▶ **Stated task**:
Write down each entry again, exactly as it reads.
[BEGIN Data listing]
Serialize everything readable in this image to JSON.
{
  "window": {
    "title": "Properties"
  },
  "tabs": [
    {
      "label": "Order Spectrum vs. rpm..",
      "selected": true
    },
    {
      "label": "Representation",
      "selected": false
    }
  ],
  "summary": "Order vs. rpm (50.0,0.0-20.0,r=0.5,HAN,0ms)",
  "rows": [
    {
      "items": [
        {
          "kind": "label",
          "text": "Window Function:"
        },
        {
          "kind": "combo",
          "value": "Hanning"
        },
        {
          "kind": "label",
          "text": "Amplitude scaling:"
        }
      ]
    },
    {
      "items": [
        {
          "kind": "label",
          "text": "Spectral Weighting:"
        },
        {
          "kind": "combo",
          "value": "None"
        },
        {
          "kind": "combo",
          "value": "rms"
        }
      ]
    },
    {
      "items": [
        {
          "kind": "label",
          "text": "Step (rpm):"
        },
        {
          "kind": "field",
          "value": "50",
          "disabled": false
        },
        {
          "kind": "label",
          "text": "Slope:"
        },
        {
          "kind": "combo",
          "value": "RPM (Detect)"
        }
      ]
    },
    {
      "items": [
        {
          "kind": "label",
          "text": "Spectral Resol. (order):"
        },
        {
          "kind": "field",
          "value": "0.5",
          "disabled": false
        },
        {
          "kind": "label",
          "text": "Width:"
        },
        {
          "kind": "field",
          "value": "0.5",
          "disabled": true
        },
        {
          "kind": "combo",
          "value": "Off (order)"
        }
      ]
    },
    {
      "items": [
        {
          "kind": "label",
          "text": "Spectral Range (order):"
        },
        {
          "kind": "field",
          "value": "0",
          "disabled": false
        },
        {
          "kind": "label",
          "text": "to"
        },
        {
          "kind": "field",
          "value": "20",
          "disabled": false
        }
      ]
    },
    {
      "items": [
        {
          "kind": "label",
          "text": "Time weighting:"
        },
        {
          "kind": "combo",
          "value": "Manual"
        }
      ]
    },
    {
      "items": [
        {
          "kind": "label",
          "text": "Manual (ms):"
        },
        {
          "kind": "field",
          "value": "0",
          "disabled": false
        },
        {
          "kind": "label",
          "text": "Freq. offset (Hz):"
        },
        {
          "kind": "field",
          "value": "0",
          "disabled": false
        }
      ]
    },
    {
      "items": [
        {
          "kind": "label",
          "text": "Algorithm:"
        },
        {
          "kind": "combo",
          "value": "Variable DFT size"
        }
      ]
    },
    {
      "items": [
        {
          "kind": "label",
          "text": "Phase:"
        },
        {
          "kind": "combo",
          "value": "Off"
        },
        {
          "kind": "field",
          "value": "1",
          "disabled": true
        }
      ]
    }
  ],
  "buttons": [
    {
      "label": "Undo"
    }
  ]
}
[END Data listing]
▶ **Correct answer**:
Serialize everything readable in this image to JSON.
{
  "window": {
    "title": "Properties"
  },
  "tabs": [
    {
      "label": "Order Spectrum vs. rpm..",
      "selected": true
    },
    {
      "label": "Representation",
      "selected": false
    }
  ],
  "summary": "Order vs. rpm (50.0,0.0-20.0,r=0.5,HAN,0ms)",
  "rows": [
    {
      "items": [
        {
          "kind": "label",
          "text": "Window Function:"
        },
        {
          "kind": "combo",
          "value": "Hanning"
        },
        {
          "kind": "label",
          "text": "Amplitude scaling:"
        }
      ]
    },
    {
      "items": [
        {
          "kind": "label",
          "text": "Spectral Weighting:"
        },
        {
          "kind": "combo",
          "value": "None"
        },
        {
          "kind": "combo",
          "value": "rms"
        }
      ]
    },
    {
      "items": [
        {
          "kind": "label",
          "text": "Step (rpm):"
        },
        {
          "kind": "field",
          "value": "50",
          "disabled": false
        },
        {
          "kind": "label",
          "text": "Slope:"
        },
        {
          "kind": "combo",
          "value": "RPM (Detect)"
        }
      ]
    },
    {
      "items": [
        {
          "kind": "label",
          "text": "Spectral Resol. (order):"
        },
        {
          "kind": "field",
          "value": "0.5",
          "disabled": false
        },
        {
          "kind": "label",
          "text": "Width:"
        },
        {
          "kind": "field",
          "value": "0.5",
          "disabled": true
        },
        {
          "kind": "combo",
          "value": "Off (order)"
        }
      ]
    },
    {
      "items": [
        {
          "kind": "label",
          "text": "Spectral Range (order):"
        },
        {
          "kind": "field",
          "value": "0",
          "disabled": false
        },
        {
          "kind": "label",
          "text": "to"
        },
        {
          "kind": "field",
          "value": "20",
          "disabled": false
        }
      ]
    },
    {
      "items": [
        {
          "kind": "label",
          "text": "Time weighting:"
        },
        {
          "kind": "combo",
          "value": "Manual"
        }
      ]
    },
    {
      "items": [
        {
          "kind": "label",
          "text": "Manual (ms):"
        },
        {
          "kind": "field",
          "value": "0",
          "disabled": false
        },
        {
          "kind": "label",
          "text": "Freq. offset (Hz):"
        },
        {
          "kind": "field",
          "value": "0",
          "disabled": false
        }
      ]
    },
    {
      "items": [
        {
          "kind": "label",
          "text": "Algorithm:"
        },
        {
          "kind": "combo",
          "value": "Variable DFT size"
        }
      ]
    },
    {
      "items": [
        {
          "kind": "label",
          "text": "Phase:"
        },
        {
          "kind": "combo",
          "value": "Off"
        },
        {
          "kind": "field",
          "value": "1",
          "disabled": true
        }
      ]
    }
  ],
  "buttons": [
    {
      "label": "Undo"
    }
  ]
}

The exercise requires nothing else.